* _WHAT IS ASKED_
Quote the records that follow in full and exactly; leave out the pictures.
"""
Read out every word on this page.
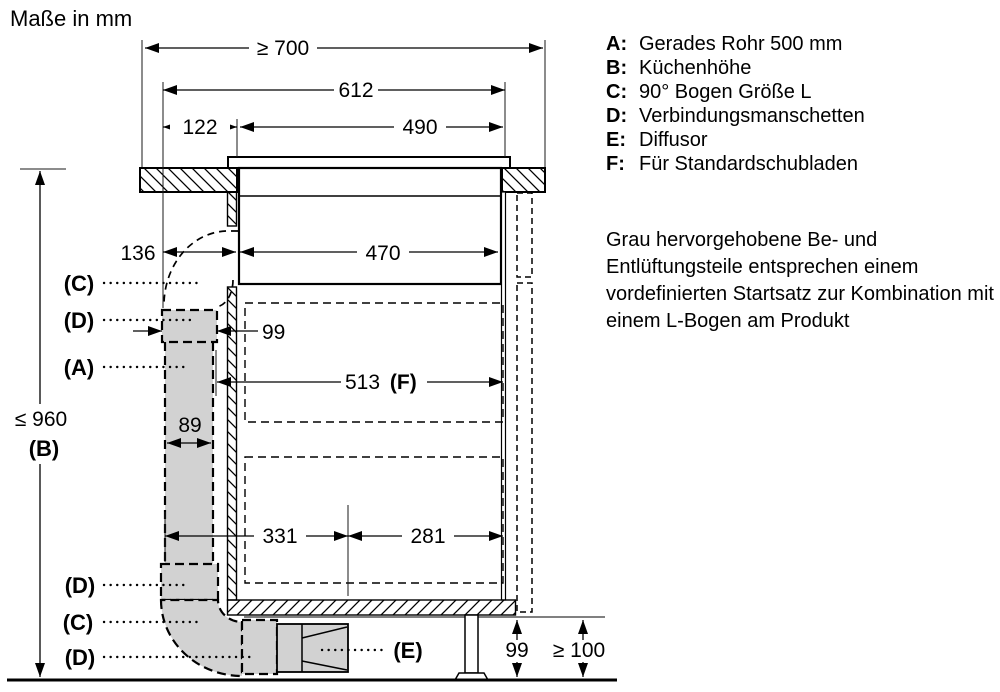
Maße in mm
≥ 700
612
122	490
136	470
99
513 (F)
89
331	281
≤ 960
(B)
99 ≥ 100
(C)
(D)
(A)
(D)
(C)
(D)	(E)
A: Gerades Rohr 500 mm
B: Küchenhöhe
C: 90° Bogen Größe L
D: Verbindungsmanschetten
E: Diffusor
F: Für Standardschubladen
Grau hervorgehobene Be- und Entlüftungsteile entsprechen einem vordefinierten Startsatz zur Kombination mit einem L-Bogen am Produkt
"""
* _OUTPUT_
Read out every word on this page.
Maße in mm
≥ 700
612
122	490
136	470
99
513 (F)
89
331	281
≤ 960
(B)
99 ≥ 100
(C)
(D)
(A)
(D)
(C)
(D)	(E)
A: Gerades Rohr 500 mm
B: Küchenhöhe
C: 90° Bogen Größe L
D: Verbindungsmanschetten
E: Diffusor
F: Für Standardschubladen
Grau hervorgehobene Be- und Entlüftungsteile entsprechen einem vordefinierten Startsatz zur Kombination mit einem L-Bogen am Produkt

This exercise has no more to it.